Data excerpts:

● ● ● ● ●

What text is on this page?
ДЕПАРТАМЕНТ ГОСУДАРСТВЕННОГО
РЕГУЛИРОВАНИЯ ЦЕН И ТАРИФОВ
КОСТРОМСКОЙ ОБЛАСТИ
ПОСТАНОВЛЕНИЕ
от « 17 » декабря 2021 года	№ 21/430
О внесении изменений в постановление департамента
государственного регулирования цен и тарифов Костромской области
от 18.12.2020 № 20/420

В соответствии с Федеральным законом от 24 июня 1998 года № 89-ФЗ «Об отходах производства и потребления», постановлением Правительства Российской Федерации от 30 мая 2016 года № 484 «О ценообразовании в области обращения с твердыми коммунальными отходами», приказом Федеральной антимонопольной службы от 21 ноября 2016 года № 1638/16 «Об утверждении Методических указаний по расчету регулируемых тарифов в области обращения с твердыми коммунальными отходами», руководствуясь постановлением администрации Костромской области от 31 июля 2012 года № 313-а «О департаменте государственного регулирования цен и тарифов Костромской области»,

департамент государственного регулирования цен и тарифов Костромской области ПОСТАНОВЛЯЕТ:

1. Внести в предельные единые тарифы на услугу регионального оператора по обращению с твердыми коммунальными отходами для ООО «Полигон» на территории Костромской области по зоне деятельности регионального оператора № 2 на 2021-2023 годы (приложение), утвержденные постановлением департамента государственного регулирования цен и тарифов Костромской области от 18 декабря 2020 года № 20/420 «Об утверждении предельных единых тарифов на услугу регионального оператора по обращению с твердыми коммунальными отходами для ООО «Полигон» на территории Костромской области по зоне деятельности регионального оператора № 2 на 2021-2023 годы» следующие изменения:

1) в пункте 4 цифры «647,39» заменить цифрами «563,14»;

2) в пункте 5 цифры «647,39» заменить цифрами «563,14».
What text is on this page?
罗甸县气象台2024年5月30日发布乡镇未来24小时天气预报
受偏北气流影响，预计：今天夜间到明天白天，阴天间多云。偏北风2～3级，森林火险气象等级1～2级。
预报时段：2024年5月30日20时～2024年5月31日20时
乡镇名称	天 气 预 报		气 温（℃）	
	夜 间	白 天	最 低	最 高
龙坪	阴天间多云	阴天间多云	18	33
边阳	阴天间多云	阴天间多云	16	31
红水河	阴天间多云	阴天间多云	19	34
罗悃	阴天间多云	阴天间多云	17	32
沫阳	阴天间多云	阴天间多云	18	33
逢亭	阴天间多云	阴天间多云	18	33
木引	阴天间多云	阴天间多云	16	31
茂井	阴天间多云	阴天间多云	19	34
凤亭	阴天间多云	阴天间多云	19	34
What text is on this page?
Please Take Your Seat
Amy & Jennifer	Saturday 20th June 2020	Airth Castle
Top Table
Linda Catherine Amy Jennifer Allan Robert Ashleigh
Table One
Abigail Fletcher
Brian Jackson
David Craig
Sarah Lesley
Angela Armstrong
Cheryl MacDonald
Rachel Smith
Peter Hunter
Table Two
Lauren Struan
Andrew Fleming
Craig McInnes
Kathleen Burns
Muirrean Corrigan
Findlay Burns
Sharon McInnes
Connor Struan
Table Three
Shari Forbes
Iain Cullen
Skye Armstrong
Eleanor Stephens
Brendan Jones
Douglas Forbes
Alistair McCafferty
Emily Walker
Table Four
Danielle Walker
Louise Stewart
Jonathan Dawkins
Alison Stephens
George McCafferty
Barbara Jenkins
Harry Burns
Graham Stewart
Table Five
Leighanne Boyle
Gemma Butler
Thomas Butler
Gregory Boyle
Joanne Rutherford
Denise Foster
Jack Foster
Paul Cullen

● ● ● ● ●

* Stated task
Generate an exact reproduction of all entries.

* Solution to this problem
What text is on this page?
ДЕПАРТАМЕНТ ГОСУДАРСТВЕННОГО
РЕГУЛИРОВАНИЯ ЦЕН И ТАРИФОВ
КОСТРОМСКОЙ ОБЛАСТИ
ПОСТАНОВЛЕНИЕ
от « 17 » декабря 2021 года	№ 21/430
О внесении изменений в постановление департамента
государственного регулирования цен и тарифов Костромской области
от 18.12.2020 № 20/420

В соответствии с Федеральным законом от 24 июня 1998 года № 89-ФЗ «Об отходах производства и потребления», постановлением Правительства Российской Федерации от 30 мая 2016 года № 484 «О ценообразовании в области обращения с твердыми коммунальными отходами», приказом Федеральной антимонопольной службы от 21 ноября 2016 года № 1638/16 «Об утверждении Методических указаний по расчету регулируемых тарифов в области обращения с твердыми коммунальными отходами», руководствуясь постановлением администрации Костромской области от 31 июля 2012 года № 313-а «О департаменте государственного регулирования цен и тарифов Костромской области»,

департамент государственного регулирования цен и тарифов Костромской области ПОСТАНОВЛЯЕТ:

1. Внести в предельные единые тарифы на услугу регионального оператора по обращению с твердыми коммунальными отходами для ООО «Полигон» на территории Костромской области по зоне деятельности регионального оператора № 2 на 2021-2023 годы (приложение), утвержденные постановлением департамента государственного регулирования цен и тарифов Костромской области от 18 декабря 2020 года № 20/420 «Об утверждении предельных единых тарифов на услугу регионального оператора по обращению с твердыми коммунальными отходами для ООО «Полигон» на территории Костромской области по зоне деятельности регионального оператора № 2 на 2021-2023 годы» следующие изменения:

1) в пункте 4 цифры «647,39» заменить цифрами «563,14»;

2) в пункте 5 цифры «647,39» заменить цифрами «563,14».
What text is on this page?
罗甸县气象台2024年5月30日发布乡镇未来24小时天气预报
受偏北气流影响，预计：今天夜间到明天白天，阴天间多云。偏北风2～3级，森林火险气象等级1～2级。
预报时段：2024年5月30日20时～2024年5月31日20时
乡镇名称	天 气 预 报		气 温（℃）	
	夜 间	白 天	最 低	最 高
龙坪	阴天间多云	阴天间多云	18	33
边阳	阴天间多云	阴天间多云	16	31
红水河	阴天间多云	阴天间多云	19	34
罗悃	阴天间多云	阴天间多云	17	32
沫阳	阴天间多云	阴天间多云	18	33
逢亭	阴天间多云	阴天间多云	18	33
木引	阴天间多云	阴天间多云	16	31
茂井	阴天间多云	阴天间多云	19	34
凤亭	阴天间多云	阴天间多云	19	34
What text is on this page?
Please Take Your Seat
Amy & Jennifer	Saturday 20th June 2020	Airth Castle
Top Table
Linda Catherine Amy Jennifer Allan Robert Ashleigh
Table One
Abigail Fletcher
Brian Jackson
David Craig
Sarah Lesley
Angela Armstrong
Cheryl MacDonald
Rachel Smith
Peter Hunter
Table Two
Lauren Struan
Andrew Fleming
Craig McInnes
Kathleen Burns
Muirrean Corrigan
Findlay Burns
Sharon McInnes
Connor Struan
Table Three
Shari Forbes
Iain Cullen
Skye Armstrong
Eleanor Stephens
Brendan Jones
Douglas Forbes
Alistair McCafferty
Emily Walker
Table Four
Danielle Walker
Louise Stewart
Jonathan Dawkins
Alison Stephens
George McCafferty
Barbara Jenkins
Harry Burns
Graham Stewart
Table Five
Leighanne Boyle
Gemma Butler
Thomas Butler
Gregory Boyle
Joanne Rutherford
Denise Foster
Jack Foster
Paul Cullen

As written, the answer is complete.